Provided data
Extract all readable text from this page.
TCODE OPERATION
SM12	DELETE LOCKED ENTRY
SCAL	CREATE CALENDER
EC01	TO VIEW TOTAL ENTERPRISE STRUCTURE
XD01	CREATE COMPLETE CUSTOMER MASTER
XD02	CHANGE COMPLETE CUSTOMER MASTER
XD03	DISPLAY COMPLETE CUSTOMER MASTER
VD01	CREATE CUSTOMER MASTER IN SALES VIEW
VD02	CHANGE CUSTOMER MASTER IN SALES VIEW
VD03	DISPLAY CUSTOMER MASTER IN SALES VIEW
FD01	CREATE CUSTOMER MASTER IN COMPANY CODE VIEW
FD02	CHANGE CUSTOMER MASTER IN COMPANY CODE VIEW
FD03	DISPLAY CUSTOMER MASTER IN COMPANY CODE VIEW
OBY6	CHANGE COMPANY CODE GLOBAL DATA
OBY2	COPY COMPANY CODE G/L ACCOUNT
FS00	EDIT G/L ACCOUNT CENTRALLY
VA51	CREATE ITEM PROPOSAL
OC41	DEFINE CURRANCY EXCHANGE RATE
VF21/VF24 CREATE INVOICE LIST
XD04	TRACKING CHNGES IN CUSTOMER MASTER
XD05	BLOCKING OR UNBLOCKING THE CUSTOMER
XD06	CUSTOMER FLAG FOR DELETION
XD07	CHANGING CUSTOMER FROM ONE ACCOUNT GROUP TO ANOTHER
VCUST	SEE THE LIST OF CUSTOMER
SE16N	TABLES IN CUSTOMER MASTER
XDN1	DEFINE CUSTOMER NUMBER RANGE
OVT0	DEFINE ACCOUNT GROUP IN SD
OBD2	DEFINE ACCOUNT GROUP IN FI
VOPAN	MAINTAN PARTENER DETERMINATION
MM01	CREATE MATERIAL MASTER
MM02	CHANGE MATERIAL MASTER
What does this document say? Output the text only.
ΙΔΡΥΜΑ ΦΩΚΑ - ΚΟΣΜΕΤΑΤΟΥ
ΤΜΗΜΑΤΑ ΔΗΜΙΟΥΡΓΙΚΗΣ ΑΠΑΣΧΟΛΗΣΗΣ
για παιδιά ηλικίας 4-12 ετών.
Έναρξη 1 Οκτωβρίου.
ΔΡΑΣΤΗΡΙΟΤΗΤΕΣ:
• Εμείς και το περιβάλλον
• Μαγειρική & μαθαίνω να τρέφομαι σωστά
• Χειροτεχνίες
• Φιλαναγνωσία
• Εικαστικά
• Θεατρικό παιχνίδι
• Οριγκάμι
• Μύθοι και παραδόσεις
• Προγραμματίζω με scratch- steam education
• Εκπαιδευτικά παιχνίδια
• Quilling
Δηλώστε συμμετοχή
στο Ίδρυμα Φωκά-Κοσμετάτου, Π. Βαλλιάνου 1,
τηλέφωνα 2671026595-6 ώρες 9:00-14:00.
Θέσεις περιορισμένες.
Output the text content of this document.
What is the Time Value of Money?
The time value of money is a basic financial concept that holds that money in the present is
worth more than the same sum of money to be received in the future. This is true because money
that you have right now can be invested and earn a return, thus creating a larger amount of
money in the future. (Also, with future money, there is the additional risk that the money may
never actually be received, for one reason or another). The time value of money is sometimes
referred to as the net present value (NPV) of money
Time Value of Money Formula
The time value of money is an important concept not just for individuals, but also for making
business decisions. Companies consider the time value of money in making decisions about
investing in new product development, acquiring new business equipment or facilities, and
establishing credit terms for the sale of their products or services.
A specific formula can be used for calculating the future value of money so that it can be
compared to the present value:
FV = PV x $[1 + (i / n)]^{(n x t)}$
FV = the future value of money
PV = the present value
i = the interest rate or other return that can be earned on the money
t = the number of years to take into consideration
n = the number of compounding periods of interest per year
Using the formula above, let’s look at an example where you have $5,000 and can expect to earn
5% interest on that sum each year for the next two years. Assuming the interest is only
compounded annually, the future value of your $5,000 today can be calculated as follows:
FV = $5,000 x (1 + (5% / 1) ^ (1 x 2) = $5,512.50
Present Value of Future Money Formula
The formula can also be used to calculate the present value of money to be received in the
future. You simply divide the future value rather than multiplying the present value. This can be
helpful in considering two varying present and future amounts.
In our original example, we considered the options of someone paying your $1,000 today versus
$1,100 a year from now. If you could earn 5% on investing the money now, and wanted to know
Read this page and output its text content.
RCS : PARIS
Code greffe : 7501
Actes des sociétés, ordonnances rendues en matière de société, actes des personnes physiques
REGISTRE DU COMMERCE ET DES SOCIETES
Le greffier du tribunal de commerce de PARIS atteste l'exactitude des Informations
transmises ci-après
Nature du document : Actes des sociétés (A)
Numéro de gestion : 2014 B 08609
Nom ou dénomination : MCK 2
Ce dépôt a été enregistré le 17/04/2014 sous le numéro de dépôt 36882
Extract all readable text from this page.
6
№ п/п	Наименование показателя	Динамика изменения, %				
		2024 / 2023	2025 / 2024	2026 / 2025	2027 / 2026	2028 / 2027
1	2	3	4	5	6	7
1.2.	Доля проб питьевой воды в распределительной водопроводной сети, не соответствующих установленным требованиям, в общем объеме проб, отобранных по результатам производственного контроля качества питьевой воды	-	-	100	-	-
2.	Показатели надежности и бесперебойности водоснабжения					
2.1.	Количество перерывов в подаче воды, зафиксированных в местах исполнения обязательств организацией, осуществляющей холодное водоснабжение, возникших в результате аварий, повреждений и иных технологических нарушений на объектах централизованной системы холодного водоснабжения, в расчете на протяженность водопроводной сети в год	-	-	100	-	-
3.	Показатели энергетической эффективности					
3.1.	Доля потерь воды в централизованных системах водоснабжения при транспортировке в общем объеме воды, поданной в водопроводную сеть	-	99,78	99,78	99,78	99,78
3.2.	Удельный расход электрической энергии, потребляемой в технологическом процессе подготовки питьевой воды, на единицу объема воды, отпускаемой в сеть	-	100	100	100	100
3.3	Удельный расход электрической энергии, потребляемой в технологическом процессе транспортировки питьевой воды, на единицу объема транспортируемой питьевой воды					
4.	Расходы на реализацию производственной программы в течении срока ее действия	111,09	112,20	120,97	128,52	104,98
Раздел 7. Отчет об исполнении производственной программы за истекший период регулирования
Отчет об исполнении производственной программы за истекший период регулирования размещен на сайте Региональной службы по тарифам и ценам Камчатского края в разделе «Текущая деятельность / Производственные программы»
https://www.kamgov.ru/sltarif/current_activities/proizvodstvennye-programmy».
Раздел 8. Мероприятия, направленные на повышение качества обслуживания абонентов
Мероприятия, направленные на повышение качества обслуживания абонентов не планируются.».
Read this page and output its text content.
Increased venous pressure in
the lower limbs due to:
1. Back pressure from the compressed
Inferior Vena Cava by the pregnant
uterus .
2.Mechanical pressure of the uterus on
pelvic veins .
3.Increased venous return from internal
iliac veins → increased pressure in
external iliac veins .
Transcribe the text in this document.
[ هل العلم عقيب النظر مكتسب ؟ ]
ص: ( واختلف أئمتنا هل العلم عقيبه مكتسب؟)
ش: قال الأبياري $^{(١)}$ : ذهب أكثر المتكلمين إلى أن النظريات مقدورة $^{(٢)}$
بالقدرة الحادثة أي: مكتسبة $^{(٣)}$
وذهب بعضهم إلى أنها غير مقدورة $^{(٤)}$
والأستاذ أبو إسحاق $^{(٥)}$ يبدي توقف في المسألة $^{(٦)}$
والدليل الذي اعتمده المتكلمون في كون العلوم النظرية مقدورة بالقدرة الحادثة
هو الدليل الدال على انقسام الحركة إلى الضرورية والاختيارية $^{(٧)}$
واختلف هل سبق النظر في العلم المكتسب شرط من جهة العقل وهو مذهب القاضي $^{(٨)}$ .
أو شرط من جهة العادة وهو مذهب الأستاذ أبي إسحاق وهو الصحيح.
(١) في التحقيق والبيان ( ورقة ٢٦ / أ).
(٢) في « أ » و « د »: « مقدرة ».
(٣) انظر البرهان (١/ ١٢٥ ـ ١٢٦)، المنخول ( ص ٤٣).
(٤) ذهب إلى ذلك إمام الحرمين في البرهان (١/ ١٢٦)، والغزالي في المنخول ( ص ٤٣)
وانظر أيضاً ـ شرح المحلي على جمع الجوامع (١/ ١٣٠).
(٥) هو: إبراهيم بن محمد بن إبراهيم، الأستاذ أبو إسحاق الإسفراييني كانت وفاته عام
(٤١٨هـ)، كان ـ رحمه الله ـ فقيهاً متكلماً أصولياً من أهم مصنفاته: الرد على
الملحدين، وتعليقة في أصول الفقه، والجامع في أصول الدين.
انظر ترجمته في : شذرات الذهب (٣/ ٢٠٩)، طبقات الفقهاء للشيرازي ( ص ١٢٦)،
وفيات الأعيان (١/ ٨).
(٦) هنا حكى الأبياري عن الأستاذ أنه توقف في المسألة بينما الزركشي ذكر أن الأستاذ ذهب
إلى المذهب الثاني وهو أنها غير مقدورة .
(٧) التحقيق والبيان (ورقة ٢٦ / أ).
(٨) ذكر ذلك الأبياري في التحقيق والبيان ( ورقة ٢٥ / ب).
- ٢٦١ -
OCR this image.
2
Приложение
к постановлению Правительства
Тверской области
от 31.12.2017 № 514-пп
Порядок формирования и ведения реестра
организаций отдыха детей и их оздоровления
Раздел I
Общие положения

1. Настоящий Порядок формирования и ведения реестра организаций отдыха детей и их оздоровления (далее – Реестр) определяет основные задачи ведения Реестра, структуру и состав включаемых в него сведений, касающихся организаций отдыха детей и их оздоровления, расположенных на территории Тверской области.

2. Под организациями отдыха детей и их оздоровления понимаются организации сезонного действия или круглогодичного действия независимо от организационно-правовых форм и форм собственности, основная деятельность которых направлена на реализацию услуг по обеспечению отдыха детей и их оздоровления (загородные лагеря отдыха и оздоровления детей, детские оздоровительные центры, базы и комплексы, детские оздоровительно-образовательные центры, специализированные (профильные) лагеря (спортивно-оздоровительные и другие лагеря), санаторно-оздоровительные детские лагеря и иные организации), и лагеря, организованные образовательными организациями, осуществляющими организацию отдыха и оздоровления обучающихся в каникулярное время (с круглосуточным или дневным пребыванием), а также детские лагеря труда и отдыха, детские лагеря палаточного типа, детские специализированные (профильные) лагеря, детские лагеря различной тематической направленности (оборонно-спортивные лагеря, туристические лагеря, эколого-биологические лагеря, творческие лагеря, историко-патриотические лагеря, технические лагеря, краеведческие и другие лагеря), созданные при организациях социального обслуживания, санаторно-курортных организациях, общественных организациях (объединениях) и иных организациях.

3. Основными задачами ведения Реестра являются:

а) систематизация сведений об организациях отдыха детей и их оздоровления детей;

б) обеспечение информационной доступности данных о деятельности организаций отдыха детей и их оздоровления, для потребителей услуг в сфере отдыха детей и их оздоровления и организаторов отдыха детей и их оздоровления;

What this task involves
From the listing above, copy every line that holds the string "veins".

Output for this exercise
pelvic veins .
iliac veins → increased pressure in
external iliac veins .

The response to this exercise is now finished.